| THE PROBLEM |
Return each line of the entries below that contains the word "pixel".

# # #

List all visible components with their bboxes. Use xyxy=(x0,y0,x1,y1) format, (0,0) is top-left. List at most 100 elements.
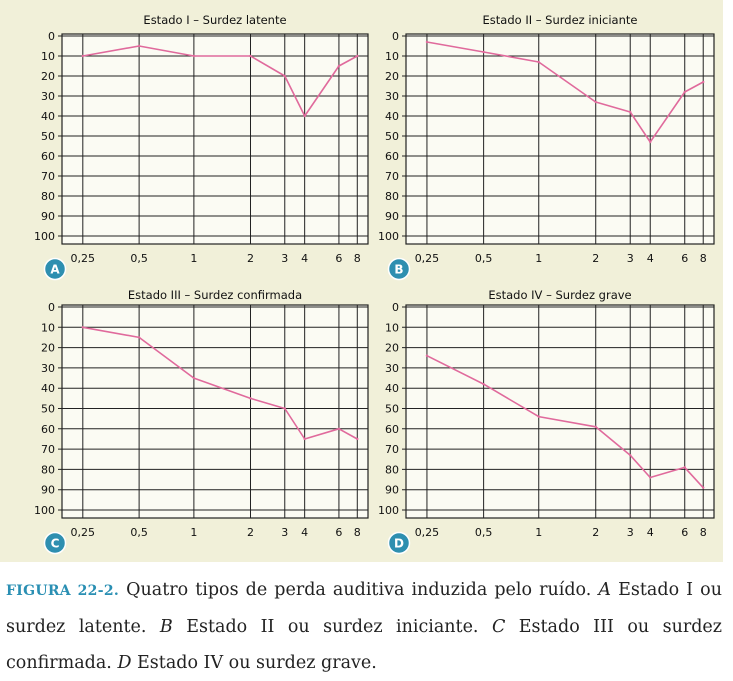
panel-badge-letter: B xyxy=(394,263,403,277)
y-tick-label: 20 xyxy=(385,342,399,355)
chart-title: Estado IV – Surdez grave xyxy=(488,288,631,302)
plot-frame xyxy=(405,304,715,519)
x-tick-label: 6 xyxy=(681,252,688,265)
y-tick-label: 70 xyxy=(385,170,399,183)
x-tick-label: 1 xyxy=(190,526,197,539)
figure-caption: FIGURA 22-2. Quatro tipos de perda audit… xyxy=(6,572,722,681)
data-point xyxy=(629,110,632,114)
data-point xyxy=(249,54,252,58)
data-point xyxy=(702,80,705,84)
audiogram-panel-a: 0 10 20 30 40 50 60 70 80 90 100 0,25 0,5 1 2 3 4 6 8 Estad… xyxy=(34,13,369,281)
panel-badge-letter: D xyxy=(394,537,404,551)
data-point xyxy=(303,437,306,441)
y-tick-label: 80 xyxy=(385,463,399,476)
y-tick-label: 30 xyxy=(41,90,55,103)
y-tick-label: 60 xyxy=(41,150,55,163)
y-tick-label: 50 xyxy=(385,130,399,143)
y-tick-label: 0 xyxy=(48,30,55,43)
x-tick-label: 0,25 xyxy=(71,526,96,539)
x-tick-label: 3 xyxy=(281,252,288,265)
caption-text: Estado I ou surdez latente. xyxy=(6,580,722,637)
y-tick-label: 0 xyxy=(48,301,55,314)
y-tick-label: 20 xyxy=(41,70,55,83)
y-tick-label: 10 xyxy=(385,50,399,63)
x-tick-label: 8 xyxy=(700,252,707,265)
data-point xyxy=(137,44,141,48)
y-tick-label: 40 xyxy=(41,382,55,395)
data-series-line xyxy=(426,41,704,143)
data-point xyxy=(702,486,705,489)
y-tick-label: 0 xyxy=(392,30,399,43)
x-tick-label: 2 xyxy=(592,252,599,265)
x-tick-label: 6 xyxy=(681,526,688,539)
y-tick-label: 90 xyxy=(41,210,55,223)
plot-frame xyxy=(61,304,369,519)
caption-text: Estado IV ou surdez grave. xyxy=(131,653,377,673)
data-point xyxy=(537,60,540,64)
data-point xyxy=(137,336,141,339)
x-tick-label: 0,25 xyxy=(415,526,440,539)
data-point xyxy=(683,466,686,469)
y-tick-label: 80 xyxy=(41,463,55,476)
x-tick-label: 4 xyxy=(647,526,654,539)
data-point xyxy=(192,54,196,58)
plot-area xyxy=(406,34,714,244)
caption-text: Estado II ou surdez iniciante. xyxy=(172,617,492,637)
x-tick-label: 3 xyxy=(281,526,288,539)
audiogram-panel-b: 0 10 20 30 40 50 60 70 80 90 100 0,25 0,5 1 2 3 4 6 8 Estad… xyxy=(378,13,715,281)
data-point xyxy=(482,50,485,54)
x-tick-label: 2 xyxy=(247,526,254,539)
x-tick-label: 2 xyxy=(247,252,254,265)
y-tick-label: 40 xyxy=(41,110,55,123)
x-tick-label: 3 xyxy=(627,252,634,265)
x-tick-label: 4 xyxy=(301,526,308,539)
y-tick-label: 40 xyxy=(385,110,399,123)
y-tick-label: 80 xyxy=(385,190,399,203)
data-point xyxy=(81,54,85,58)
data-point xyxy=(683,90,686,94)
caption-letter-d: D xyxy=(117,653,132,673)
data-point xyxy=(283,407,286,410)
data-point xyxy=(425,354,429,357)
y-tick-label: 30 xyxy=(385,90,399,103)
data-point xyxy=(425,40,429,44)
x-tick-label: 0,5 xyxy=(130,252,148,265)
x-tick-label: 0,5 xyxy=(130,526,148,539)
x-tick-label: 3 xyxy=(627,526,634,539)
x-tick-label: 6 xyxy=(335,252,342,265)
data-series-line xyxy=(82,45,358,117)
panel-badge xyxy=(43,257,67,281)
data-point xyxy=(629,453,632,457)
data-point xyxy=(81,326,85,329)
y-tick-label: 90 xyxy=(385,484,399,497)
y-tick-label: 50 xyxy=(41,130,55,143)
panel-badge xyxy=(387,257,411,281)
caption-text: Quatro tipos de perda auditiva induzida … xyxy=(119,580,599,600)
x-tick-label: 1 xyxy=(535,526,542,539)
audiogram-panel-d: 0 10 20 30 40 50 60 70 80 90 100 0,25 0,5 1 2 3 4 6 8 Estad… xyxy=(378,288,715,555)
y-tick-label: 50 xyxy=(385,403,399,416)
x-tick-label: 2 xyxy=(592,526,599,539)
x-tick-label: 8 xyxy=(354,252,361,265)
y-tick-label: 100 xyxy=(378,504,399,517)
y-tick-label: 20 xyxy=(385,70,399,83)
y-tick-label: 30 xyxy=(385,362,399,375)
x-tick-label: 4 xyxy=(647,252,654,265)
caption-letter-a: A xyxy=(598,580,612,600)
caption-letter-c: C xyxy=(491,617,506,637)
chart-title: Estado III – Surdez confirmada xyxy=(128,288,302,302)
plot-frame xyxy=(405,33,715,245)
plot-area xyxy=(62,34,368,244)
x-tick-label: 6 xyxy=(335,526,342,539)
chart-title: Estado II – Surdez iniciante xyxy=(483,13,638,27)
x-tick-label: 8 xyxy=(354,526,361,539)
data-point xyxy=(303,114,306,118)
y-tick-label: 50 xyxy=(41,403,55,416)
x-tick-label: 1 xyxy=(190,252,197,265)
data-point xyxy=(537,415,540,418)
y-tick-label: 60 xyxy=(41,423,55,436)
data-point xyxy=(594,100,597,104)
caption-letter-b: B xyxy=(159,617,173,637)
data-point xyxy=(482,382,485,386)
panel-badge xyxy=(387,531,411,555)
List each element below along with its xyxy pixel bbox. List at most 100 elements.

# # #

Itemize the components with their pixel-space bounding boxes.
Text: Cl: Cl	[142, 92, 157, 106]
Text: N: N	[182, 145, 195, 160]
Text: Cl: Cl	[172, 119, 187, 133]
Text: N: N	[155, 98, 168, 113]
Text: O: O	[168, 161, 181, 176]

# # #

| FINAL RESULT |
List each element below along with its xyxy pixel bbox. List at most 100 elements.
Itemize the components with their pixel-space bounding boxes.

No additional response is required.